# LISTE DES TÂCHES
**a.** Réécrivez tout le passage de l'extrait du document qui va de « Abordant ensuite le » jusqu'à « ceux qui partent. », en remplaçant « fraternité » par « solidarité ».
**b.** D'après l'extrait du document, que dit l'évêque d'Ajaccio de ce que le prêtre est, par opposition à un fonctionnaire ?

# EXTRAIT DU DOCUMENT
Abordant ensuite le second thème proposé par M. Dominique de Legge, président, il rappelé que l’Église ne s’opposait pas à la modernité mais qu’elle demandait de s’interroger sur le sens de la vie, sur l’importance de la vie relationnelle et la découverte de l’autre. Face aux questions en débat aujourd’hui, il y a le risque d’une approche superficielle alors que c’est une question existentielle. La fin de vie, c’est la fin de quelle vie ? Voilà la question fondamentale. Demander la mort est une tragédie, une insuffisance d’amour visible et sensible. La demande véritable est-elle la mort ou la fin de la souffrance ? Vit-on les uns avec les autres ou les uns contre les autres ? Au nom de la fraternité, nous avons le devoir de nous engager pour accompagner, toucher, parler, soutenir avec la plus grande proximité ceux qui partent.
Puis répondant à Mme Pascale Gruny, M. Michaël Weber, Mme Catherine Belrhiti qui l’interrogeaient sur la crise des vocations et l’évolution du rôle des prêtres, l’évêque d’Ajaccio a regretté le discours négatif qui suscite la pitié plutôt que de faire rêver. Le prêtre est l’homme de l’existentiel, des moment clefs de la vie pour aimer, celui qui donne la vie spirituelle. Pourtant, il y a beaucoup de vocations, beaucoup de générosité et d’envie de faire du bien dans la jeunesse. Le prêtre correspond à cette envie. Ce n’est pas un fonctionnaire mais l’homme de Dieu. Il se caractérise par sa disponibilité pour soutenir le bien chez les personnes, soigner l’être. Il va redonner la beauté de l’origine et soutenir de l’intérieur. Nous devons nous engager dans une pastorale de la proximité pour proposer la foi et la vocation sans forcer mais sans abandonner non plus à une fausse liberté.

# JEU DE DONNÉES
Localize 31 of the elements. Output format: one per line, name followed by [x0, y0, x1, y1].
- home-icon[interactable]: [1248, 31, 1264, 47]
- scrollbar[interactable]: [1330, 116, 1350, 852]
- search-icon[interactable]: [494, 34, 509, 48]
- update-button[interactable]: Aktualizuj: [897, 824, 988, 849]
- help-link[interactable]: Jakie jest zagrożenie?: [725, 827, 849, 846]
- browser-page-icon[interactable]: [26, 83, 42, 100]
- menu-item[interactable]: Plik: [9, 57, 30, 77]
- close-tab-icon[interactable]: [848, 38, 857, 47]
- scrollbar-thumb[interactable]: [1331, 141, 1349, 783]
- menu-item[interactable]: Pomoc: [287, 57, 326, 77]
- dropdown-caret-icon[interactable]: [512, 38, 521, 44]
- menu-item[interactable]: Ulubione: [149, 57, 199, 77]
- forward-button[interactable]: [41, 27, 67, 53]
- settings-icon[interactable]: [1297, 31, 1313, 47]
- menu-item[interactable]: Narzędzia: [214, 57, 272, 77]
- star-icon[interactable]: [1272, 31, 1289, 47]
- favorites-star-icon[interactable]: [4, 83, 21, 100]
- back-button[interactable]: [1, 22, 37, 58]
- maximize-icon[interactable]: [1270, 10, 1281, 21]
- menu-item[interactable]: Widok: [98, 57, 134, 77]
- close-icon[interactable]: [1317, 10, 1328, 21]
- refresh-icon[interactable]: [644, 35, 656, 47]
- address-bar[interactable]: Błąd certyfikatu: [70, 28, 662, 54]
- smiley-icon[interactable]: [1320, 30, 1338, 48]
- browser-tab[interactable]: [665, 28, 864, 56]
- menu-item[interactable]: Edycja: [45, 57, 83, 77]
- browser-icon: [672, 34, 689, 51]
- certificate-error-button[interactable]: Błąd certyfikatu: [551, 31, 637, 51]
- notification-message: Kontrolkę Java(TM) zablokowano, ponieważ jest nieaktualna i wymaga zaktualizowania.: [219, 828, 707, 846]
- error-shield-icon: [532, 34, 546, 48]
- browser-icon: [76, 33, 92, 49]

...

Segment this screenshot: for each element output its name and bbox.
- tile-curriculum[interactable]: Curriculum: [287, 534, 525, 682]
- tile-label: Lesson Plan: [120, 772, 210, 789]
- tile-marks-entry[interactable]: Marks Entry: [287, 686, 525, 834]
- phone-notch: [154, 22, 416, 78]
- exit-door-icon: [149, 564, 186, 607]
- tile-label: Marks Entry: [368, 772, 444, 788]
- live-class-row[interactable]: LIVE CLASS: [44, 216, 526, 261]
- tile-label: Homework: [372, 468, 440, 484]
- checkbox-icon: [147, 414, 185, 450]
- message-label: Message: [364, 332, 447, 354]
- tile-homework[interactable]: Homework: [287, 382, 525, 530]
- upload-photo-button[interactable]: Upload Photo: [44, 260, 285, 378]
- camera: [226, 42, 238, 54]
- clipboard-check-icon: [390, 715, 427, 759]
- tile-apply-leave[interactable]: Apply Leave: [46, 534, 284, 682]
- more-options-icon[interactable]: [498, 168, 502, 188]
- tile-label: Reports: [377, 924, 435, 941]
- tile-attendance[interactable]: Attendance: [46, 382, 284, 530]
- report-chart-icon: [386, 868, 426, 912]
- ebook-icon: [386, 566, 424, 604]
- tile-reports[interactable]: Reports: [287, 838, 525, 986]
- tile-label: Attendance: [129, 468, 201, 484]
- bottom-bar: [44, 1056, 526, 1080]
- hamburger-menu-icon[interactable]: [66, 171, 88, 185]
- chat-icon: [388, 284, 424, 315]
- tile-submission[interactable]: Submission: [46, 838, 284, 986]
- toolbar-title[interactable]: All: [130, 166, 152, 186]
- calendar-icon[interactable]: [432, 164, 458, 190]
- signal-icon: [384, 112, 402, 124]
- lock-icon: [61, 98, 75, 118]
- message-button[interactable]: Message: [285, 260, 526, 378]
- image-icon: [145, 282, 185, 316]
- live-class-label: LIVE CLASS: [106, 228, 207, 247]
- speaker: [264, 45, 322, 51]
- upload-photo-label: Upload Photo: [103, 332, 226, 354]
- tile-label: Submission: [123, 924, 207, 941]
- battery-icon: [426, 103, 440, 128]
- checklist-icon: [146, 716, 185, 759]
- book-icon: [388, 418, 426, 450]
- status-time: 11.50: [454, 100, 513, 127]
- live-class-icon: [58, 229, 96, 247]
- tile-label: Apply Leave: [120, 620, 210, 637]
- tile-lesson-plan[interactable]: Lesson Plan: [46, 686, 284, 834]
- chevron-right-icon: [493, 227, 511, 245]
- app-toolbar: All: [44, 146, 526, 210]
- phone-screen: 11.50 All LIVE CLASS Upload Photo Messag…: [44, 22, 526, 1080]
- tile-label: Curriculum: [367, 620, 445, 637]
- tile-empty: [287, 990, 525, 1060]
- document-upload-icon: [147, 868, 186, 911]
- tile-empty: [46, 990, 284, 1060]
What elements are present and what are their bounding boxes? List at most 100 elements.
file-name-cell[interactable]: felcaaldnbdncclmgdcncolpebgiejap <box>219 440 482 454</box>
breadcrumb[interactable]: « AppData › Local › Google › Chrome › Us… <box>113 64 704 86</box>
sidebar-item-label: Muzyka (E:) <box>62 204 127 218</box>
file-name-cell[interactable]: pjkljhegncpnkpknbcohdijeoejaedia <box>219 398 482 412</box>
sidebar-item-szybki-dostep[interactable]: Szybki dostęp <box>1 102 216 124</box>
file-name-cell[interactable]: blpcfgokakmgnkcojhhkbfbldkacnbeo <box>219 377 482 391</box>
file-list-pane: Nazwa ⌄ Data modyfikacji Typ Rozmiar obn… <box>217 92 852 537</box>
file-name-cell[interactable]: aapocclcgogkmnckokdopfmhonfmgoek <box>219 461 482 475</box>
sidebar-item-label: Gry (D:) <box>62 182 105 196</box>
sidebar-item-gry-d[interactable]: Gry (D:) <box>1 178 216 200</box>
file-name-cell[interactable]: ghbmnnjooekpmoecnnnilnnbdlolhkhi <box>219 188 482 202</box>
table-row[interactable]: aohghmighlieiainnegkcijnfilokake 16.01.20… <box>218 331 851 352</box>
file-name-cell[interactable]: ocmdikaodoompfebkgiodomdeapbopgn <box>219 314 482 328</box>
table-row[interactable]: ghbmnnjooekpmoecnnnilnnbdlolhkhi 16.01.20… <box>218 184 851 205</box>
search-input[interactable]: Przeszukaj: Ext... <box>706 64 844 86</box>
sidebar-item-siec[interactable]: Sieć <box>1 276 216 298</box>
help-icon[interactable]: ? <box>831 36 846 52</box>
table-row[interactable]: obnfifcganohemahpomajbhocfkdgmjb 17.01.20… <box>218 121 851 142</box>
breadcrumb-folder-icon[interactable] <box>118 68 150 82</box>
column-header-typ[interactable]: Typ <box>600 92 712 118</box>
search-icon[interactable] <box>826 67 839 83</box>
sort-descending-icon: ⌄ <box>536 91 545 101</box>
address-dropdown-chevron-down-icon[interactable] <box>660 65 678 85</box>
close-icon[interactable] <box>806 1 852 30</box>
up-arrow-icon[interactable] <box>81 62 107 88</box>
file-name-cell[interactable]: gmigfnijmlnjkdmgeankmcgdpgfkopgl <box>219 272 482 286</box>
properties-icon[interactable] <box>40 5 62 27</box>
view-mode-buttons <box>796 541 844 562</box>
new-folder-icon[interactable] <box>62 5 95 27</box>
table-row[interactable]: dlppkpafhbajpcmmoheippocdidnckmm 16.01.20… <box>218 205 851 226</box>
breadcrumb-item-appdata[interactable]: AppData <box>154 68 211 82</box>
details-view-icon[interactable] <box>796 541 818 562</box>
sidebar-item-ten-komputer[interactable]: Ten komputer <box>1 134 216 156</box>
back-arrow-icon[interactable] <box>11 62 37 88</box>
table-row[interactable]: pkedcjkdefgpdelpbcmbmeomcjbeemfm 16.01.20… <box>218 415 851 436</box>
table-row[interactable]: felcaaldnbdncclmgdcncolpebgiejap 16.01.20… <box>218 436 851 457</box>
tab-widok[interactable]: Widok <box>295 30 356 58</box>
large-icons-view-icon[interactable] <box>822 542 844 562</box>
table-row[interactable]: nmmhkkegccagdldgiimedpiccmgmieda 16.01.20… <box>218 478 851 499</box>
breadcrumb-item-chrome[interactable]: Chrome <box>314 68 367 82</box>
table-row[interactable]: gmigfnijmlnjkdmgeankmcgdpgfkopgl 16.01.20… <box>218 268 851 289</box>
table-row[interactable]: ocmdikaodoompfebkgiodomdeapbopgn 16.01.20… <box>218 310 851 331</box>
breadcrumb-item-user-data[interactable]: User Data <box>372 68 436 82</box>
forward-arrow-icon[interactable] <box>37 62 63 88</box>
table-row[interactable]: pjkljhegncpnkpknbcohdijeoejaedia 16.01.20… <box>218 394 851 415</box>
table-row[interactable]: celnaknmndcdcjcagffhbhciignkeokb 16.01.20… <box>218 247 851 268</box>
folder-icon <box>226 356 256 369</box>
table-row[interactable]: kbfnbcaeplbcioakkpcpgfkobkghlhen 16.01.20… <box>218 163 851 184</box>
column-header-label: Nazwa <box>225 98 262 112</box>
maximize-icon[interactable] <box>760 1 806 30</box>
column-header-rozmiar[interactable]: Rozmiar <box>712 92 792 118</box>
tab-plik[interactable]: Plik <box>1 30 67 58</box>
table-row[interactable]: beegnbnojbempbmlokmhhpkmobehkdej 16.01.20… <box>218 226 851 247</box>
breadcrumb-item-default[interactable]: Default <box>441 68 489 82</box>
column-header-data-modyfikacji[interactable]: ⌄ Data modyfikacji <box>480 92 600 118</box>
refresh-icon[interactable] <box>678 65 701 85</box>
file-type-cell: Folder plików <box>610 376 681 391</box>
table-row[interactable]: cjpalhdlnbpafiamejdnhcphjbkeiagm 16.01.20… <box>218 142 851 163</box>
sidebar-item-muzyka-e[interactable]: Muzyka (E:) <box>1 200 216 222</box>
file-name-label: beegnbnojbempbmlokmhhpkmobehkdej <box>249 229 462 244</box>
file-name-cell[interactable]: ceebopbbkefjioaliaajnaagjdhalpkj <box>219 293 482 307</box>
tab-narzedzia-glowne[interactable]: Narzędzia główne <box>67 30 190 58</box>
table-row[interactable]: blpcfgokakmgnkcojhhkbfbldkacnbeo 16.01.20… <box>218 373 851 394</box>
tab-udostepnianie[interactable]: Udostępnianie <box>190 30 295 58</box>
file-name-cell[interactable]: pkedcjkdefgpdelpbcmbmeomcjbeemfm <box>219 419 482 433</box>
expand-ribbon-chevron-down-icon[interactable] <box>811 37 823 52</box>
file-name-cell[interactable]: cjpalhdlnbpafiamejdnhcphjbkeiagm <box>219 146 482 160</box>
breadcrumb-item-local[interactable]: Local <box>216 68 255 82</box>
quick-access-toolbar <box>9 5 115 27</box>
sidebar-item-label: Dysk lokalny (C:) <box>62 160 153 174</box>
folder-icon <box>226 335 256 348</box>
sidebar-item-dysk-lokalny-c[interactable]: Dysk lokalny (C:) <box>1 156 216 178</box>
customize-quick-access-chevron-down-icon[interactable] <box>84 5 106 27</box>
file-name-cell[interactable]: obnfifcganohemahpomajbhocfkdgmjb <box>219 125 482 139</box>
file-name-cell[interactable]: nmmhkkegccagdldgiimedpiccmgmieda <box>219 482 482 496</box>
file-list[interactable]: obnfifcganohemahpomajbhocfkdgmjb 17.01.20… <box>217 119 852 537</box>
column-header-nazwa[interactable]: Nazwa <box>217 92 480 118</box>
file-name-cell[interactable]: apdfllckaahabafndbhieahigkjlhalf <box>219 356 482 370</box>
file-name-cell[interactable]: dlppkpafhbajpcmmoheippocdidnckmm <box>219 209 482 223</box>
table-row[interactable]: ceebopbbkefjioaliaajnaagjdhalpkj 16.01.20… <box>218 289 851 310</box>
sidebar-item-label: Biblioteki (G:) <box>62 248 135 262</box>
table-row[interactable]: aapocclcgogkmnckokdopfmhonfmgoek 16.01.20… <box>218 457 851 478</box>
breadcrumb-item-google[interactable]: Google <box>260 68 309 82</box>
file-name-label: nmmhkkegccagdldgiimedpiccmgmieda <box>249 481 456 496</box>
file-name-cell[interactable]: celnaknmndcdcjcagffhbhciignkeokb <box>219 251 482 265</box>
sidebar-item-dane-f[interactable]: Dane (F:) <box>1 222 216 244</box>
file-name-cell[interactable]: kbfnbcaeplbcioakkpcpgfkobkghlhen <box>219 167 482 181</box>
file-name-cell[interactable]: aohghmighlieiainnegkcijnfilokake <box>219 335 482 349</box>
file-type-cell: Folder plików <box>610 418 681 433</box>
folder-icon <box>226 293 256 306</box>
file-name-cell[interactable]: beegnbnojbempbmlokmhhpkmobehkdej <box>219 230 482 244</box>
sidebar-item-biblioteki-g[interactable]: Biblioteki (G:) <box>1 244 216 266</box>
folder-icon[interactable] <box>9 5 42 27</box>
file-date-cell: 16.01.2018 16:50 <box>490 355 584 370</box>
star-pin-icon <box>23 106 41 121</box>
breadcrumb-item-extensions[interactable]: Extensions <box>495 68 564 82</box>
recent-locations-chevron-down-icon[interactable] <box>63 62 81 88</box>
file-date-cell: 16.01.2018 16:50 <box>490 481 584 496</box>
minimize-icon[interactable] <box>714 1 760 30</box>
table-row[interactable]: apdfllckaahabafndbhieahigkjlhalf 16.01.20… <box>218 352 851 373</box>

# RÉPONSES CI-DESSOUS
**a.**
Abordant ensuite le second thème proposé par M. Dominique de Legge, président, il rappelé que l’Église ne s’opposait pas à la modernité mais qu’elle demandait de s’interroger sur le sens de la vie, sur l’importance de la vie relationnelle et la découverte de l’autre. Face aux questions en débat aujourd’hui, il y a le risque d’une approche superficielle alors que c’est une question existentielle. La fin de vie, c’est la fin de quelle vie ? Voilà la question fondamentale. Demander la mort est une tragédie, une insuffisance d’amour visible et sensible. La demande véritable est-elle la mort ou la fin de la souffrance ? Vit-on les uns avec les autres ou les uns contre les autres ? Au nom de la solidarité, nous avons le devoir de nous engager pour accompagner, toucher, parler, soutenir avec la plus grande proximité ceux qui partent.

**b.** Le prêtre n'est pas un fonctionnaire mais l'homme de Dieu.